Set task:
Search the material for the word "colors" and copy each line that holds it.

Extracts from a graphics dataset:
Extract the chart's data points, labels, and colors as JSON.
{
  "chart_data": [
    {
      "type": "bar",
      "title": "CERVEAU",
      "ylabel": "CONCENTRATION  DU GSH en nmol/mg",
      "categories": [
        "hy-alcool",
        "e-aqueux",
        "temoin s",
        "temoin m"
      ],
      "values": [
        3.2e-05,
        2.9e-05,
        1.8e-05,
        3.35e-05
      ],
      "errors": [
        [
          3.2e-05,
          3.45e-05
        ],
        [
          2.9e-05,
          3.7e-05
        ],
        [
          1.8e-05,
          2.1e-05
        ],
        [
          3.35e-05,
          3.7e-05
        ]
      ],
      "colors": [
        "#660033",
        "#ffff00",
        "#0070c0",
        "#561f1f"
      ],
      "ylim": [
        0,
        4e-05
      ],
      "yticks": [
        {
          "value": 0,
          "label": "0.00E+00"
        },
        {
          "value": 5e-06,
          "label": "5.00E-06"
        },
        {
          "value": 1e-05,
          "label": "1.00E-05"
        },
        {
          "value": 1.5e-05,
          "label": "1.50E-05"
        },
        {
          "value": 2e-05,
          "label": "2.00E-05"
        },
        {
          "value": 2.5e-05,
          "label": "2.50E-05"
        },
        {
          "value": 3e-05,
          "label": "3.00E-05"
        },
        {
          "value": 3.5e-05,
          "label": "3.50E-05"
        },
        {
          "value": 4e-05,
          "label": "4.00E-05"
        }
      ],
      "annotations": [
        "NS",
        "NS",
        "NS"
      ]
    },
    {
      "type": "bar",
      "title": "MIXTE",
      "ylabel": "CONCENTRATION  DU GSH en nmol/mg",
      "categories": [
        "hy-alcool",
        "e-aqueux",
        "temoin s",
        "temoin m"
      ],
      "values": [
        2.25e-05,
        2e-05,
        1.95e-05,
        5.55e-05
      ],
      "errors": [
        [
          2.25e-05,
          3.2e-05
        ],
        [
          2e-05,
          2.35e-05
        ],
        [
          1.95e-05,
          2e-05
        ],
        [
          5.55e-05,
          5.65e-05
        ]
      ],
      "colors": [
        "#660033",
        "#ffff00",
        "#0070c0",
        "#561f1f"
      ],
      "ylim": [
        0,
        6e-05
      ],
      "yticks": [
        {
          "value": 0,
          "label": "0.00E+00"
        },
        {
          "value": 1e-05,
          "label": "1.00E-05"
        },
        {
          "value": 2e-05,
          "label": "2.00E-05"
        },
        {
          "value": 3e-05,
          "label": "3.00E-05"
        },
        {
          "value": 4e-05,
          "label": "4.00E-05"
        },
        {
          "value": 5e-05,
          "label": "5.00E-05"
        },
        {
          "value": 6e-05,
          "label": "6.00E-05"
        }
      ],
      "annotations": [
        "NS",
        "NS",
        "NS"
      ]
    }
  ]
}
--
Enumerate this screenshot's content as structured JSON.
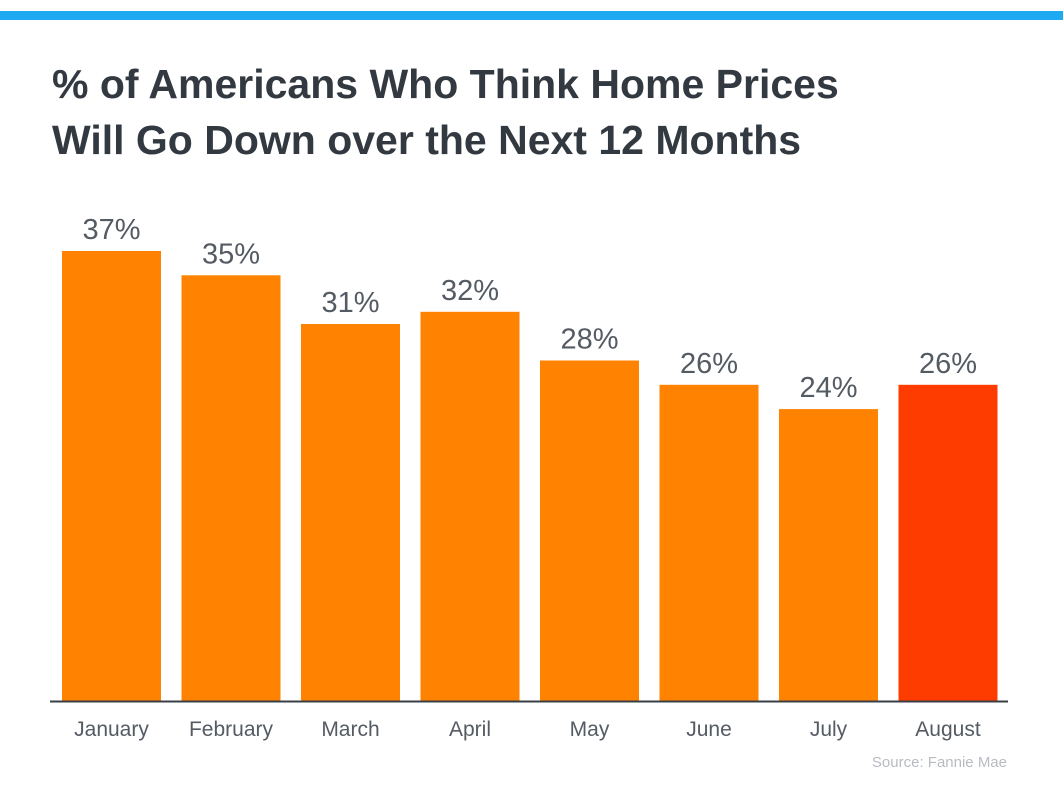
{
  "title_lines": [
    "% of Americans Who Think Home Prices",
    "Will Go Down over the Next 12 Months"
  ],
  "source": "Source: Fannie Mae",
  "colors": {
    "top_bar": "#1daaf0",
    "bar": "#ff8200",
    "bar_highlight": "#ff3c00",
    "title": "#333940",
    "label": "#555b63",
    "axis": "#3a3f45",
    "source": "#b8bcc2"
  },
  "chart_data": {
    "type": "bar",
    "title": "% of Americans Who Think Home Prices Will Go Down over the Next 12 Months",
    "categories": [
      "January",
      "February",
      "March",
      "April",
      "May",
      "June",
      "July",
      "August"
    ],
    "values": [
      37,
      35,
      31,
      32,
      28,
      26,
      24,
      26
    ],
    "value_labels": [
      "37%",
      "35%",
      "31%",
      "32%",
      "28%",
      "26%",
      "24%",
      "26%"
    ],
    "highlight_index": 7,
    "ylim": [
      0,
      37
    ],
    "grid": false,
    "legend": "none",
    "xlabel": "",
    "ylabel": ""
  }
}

Output:
Extract the chart's data points, labels, and colors as JSON.
      "colors": [
      "colors": [
  "colors": {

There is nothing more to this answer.